→ **INFORMATION GIVEN**
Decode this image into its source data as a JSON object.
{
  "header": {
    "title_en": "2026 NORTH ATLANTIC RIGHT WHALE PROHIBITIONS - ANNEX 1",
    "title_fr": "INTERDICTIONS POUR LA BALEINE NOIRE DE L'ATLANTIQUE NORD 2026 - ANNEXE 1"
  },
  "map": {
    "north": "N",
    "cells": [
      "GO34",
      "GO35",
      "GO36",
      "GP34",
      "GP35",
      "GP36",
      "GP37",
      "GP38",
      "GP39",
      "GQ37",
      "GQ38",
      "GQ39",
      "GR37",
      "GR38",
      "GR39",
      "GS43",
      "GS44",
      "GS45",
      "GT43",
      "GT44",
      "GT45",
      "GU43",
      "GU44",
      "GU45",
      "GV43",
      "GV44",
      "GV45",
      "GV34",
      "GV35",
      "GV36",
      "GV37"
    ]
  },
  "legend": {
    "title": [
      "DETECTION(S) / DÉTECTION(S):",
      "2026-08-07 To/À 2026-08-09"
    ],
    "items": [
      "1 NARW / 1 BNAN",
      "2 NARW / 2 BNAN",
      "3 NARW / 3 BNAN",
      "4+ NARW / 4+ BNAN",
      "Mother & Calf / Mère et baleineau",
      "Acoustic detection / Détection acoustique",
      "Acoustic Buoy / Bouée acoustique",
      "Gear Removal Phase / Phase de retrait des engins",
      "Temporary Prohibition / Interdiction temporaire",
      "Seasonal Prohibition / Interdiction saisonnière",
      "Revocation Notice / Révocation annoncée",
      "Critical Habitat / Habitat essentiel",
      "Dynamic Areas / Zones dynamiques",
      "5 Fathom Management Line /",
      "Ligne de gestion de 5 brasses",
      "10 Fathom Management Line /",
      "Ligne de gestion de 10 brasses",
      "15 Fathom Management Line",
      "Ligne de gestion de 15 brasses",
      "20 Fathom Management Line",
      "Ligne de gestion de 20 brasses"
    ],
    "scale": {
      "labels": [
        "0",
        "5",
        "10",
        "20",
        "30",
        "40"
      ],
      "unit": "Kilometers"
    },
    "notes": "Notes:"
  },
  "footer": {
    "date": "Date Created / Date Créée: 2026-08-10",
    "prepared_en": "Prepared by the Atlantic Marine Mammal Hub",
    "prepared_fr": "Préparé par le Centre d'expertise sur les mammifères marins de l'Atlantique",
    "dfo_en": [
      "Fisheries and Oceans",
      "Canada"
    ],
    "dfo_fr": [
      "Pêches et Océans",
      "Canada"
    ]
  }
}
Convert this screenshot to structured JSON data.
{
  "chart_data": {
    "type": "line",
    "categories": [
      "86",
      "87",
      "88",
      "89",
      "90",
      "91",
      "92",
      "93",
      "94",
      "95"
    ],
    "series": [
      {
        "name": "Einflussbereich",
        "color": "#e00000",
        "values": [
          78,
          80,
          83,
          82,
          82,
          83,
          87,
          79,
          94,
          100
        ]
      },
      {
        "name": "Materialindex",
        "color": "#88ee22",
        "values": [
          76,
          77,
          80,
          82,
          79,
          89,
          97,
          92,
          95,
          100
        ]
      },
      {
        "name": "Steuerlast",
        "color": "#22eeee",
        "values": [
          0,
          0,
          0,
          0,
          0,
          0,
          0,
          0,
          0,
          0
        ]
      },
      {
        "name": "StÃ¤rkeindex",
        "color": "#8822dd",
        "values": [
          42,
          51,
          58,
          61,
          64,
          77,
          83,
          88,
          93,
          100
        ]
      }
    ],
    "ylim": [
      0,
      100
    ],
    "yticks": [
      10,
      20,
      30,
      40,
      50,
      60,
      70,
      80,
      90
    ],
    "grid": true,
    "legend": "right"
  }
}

→ **EXERCISE INSTRUCTIONS**
Please restate the whole listing word for word.

→ **RESULT FOR THIS EXERCISE**
Decode this image into its source data as a JSON object.
{
  "header": {
    "title_en": "2026 NORTH ATLANTIC RIGHT WHALE PROHIBITIONS - ANNEX 1",
    "title_fr": "INTERDICTIONS POUR LA BALEINE NOIRE DE L'ATLANTIQUE NORD 2026 - ANNEXE 1"
  },
  "map": {
    "north": "N",
    "cells": [
      "GO34",
      "GO35",
      "GO36",
      "GP34",
      "GP35",
      "GP36",
      "GP37",
      "GP38",
      "GP39",
      "GQ37",
      "GQ38",
      "GQ39",
      "GR37",
      "GR38",
      "GR39",
      "GS43",
      "GS44",
      "GS45",
      "GT43",
      "GT44",
      "GT45",
      "GU43",
      "GU44",
      "GU45",
      "GV43",
      "GV44",
      "GV45",
      "GV34",
      "GV35",
      "GV36",
      "GV37"
    ]
  },
  "legend": {
    "title": [
      "DETECTION(S) / DÉTECTION(S):",
      "2026-08-07 To/À 2026-08-09"
    ],
    "items": [
      "1 NARW / 1 BNAN",
      "2 NARW / 2 BNAN",
      "3 NARW / 3 BNAN",
      "4+ NARW / 4+ BNAN",
      "Mother & Calf / Mère et baleineau",
      "Acoustic detection / Détection acoustique",
      "Acoustic Buoy / Bouée acoustique",
      "Gear Removal Phase / Phase de retrait des engins",
      "Temporary Prohibition / Interdiction temporaire",
      "Seasonal Prohibition / Interdiction saisonnière",
      "Revocation Notice / Révocation annoncée",
      "Critical Habitat / Habitat essentiel",
      "Dynamic Areas / Zones dynamiques",
      "5 Fathom Management Line /",
      "Ligne de gestion de 5 brasses",
      "10 Fathom Management Line /",
      "Ligne de gestion de 10 brasses",
      "15 Fathom Management Line",
      "Ligne de gestion de 15 brasses",
      "20 Fathom Management Line",
      "Ligne de gestion de 20 brasses"
    ],
    "scale": {
      "labels": [
        "0",
        "5",
        "10",
        "20",
        "30",
        "40"
      ],
      "unit": "Kilometers"
    },
    "notes": "Notes:"
  },
  "footer": {
    "date": "Date Created / Date Créée: 2026-08-10",
    "prepared_en": "Prepared by the Atlantic Marine Mammal Hub",
    "prepared_fr": "Préparé par le Centre d'expertise sur les mammifères marins de l'Atlantique",
    "dfo_en": [
      "Fisheries and Oceans",
      "Canada"
    ],
    "dfo_fr": [
      "Pêches et Océans",
      "Canada"
    ]
  }
}
Convert this screenshot to structured JSON data.
{
  "chart_data": {
    "type": "line",
    "categories": [
      "86",
      "87",
      "88",
      "89",
      "90",
      "91",
      "92",
      "93",
      "94",
      "95"
    ],
    "series": [
      {
        "name": "Einflussbereich",
        "color": "#e00000",
        "values": [
          78,
          80,
          83,
          82,
          82,
          83,
          87,
          79,
          94,
          100
        ]
      },
      {
        "name": "Materialindex",
        "color": "#88ee22",
        "values": [
          76,
          77,
          80,
          82,
          79,
          89,
          97,
          92,
          95,
          100
        ]
      },
      {
        "name": "Steuerlast",
        "color": "#22eeee",
        "values": [
          0,
          0,
          0,
          0,
          0,
          0,
          0,
          0,
          0,
          0
        ]
      },
      {
        "name": "StÃ¤rkeindex",
        "color": "#8822dd",
        "values": [
          42,
          51,
          58,
          61,
          64,
          77,
          83,
          88,
          93,
          100
        ]
      }
    ],
    "ylim": [
      0,
      100
    ],
    "yticks": [
      10,
      20,
      30,
      40,
      50,
      60,
      70,
      80,
      90
    ],
    "grid": true,
    "legend": "right"
  }
}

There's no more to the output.